(Chart and figure data)

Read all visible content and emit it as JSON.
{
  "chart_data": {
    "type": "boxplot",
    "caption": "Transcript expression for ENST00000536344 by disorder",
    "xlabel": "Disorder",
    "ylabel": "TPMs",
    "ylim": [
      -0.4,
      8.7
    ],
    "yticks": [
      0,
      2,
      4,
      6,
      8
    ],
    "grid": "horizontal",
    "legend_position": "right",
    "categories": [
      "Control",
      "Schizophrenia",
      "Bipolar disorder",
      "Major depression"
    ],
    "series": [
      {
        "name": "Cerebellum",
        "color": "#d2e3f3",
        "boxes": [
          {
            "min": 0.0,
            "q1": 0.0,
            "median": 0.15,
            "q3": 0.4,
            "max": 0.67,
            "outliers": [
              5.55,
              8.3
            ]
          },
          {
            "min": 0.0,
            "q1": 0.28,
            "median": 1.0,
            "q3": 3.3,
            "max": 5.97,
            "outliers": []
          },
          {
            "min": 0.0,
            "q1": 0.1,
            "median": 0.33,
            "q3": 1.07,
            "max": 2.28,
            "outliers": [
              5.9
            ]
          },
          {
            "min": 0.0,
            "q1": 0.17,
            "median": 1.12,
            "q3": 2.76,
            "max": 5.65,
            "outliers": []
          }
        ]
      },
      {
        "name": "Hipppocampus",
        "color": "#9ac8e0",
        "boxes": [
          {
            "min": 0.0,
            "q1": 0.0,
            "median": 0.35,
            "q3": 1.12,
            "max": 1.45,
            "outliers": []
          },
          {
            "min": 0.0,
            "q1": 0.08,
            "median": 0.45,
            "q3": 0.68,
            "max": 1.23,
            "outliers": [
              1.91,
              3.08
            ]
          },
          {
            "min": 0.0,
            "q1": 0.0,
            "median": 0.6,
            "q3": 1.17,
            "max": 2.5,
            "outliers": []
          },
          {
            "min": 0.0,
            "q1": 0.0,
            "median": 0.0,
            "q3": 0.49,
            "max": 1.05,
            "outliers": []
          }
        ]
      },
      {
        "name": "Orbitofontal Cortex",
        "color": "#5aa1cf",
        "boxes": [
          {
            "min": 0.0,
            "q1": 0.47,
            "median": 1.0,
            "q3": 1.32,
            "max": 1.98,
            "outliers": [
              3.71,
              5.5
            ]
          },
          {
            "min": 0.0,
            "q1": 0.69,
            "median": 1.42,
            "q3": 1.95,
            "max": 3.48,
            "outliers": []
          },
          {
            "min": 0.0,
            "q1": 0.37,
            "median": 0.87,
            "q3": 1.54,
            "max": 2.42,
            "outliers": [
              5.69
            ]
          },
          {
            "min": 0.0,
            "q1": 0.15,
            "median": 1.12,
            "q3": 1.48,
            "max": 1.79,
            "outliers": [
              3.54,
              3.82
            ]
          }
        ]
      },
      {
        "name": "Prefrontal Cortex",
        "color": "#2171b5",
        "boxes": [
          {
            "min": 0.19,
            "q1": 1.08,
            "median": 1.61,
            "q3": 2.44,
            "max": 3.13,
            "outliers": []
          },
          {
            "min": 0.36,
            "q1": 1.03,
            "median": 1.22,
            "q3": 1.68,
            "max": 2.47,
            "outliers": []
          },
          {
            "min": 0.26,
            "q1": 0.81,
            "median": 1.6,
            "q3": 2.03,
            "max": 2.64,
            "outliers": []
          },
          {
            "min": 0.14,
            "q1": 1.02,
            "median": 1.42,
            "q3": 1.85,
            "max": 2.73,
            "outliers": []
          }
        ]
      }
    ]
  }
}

Aim
Looking at the records above, count the lines where the word "color" appears. State only the number.

Output of the task
4